↓

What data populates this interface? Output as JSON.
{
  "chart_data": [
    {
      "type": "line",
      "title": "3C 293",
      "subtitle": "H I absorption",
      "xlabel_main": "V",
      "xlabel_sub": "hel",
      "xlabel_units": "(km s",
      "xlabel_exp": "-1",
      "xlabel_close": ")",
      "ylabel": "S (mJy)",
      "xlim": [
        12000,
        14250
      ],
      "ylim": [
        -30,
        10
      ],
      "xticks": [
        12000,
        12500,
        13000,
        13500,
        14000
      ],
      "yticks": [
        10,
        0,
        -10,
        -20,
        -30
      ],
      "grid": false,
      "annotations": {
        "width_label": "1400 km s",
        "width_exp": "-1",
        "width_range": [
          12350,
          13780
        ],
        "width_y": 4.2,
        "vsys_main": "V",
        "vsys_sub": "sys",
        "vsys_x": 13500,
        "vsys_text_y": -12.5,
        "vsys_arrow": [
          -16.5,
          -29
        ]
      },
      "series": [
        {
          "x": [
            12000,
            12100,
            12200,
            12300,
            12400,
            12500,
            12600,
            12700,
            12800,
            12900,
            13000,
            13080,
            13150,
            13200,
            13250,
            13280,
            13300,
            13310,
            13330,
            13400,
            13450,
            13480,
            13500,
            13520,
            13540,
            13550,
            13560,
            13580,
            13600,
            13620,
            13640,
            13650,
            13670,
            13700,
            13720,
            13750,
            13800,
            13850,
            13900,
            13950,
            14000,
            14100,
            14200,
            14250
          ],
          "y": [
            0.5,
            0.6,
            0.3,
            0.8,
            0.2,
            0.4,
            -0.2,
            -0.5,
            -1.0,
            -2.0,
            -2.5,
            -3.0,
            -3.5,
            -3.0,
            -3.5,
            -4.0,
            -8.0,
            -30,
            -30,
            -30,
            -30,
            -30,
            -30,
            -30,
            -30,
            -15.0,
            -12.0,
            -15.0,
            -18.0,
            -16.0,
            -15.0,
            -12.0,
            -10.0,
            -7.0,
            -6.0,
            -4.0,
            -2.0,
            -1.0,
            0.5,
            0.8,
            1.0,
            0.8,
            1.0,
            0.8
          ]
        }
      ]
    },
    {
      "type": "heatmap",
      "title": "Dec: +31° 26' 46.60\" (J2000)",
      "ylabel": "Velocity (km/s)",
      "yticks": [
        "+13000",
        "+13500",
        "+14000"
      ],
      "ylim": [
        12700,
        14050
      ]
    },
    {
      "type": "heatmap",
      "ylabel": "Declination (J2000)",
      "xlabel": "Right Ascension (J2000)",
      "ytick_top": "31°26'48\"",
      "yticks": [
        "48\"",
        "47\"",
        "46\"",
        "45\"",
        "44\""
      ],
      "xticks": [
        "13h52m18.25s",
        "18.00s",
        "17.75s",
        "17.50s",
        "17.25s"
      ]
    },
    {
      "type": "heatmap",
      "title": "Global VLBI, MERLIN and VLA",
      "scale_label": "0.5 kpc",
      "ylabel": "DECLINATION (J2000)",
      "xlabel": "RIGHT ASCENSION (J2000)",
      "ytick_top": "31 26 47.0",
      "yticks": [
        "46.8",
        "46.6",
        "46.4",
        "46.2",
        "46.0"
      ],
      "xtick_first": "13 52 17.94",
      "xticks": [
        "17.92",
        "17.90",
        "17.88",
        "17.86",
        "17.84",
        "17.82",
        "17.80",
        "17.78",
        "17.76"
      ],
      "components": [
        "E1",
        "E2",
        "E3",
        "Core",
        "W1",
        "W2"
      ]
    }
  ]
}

↑

▸ **What is needed**
Repeat each entry word for word.

▸ **Solution to this task**
What data populates this interface? Output as JSON.
{
  "chart_data": [
    {
      "type": "line",
      "title": "3C 293",
      "subtitle": "H I absorption",
      "xlabel_main": "V",
      "xlabel_sub": "hel",
      "xlabel_units": "(km s",
      "xlabel_exp": "-1",
      "xlabel_close": ")",
      "ylabel": "S (mJy)",
      "xlim": [
        12000,
        14250
      ],
      "ylim": [
        -30,
        10
      ],
      "xticks": [
        12000,
        12500,
        13000,
        13500,
        14000
      ],
      "yticks": [
        10,
        0,
        -10,
        -20,
        -30
      ],
      "grid": false,
      "annotations": {
        "width_label": "1400 km s",
        "width_exp": "-1",
        "width_range": [
          12350,
          13780
        ],
        "width_y": 4.2,
        "vsys_main": "V",
        "vsys_sub": "sys",
        "vsys_x": 13500,
        "vsys_text_y": -12.5,
        "vsys_arrow": [
          -16.5,
          -29
        ]
      },
      "series": [
        {
          "x": [
            12000,
            12100,
            12200,
            12300,
            12400,
            12500,
            12600,
            12700,
            12800,
            12900,
            13000,
            13080,
            13150,
            13200,
            13250,
            13280,
            13300,
            13310,
            13330,
            13400,
            13450,
            13480,
            13500,
            13520,
            13540,
            13550,
            13560,
            13580,
            13600,
            13620,
            13640,
            13650,
            13670,
            13700,
            13720,
            13750,
            13800,
            13850,
            13900,
            13950,
            14000,
            14100,
            14200,
            14250
          ],
          "y": [
            0.5,
            0.6,
            0.3,
            0.8,
            0.2,
            0.4,
            -0.2,
            -0.5,
            -1.0,
            -2.0,
            -2.5,
            -3.0,
            -3.5,
            -3.0,
            -3.5,
            -4.0,
            -8.0,
            -30,
            -30,
            -30,
            -30,
            -30,
            -30,
            -30,
            -30,
            -15.0,
            -12.0,
            -15.0,
            -18.0,
            -16.0,
            -15.0,
            -12.0,
            -10.0,
            -7.0,
            -6.0,
            -4.0,
            -2.0,
            -1.0,
            0.5,
            0.8,
            1.0,
            0.8,
            1.0,
            0.8
          ]
        }
      ]
    },
    {
      "type": "heatmap",
      "title": "Dec: +31° 26' 46.60\" (J2000)",
      "ylabel": "Velocity (km/s)",
      "yticks": [
        "+13000",
        "+13500",
        "+14000"
      ],
      "ylim": [
        12700,
        14050
      ]
    },
    {
      "type": "heatmap",
      "ylabel": "Declination (J2000)",
      "xlabel": "Right Ascension (J2000)",
      "ytick_top": "31°26'48\"",
      "yticks": [
        "48\"",
        "47\"",
        "46\"",
        "45\"",
        "44\""
      ],
      "xticks": [
        "13h52m18.25s",
        "18.00s",
        "17.75s",
        "17.50s",
        "17.25s"
      ]
    },
    {
      "type": "heatmap",
      "title": "Global VLBI, MERLIN and VLA",
      "scale_label": "0.5 kpc",
      "ylabel": "DECLINATION (J2000)",
      "xlabel": "RIGHT ASCENSION (J2000)",
      "ytick_top": "31 26 47.0",
      "yticks": [
        "46.8",
        "46.6",
        "46.4",
        "46.2",
        "46.0"
      ],
      "xtick_first": "13 52 17.94",
      "xticks": [
        "17.92",
        "17.90",
        "17.88",
        "17.86",
        "17.84",
        "17.82",
        "17.80",
        "17.78",
        "17.76"
      ],
      "components": [
        "E1",
        "E2",
        "E3",
        "Core",
        "W1",
        "W2"
      ]
    }
  ]
}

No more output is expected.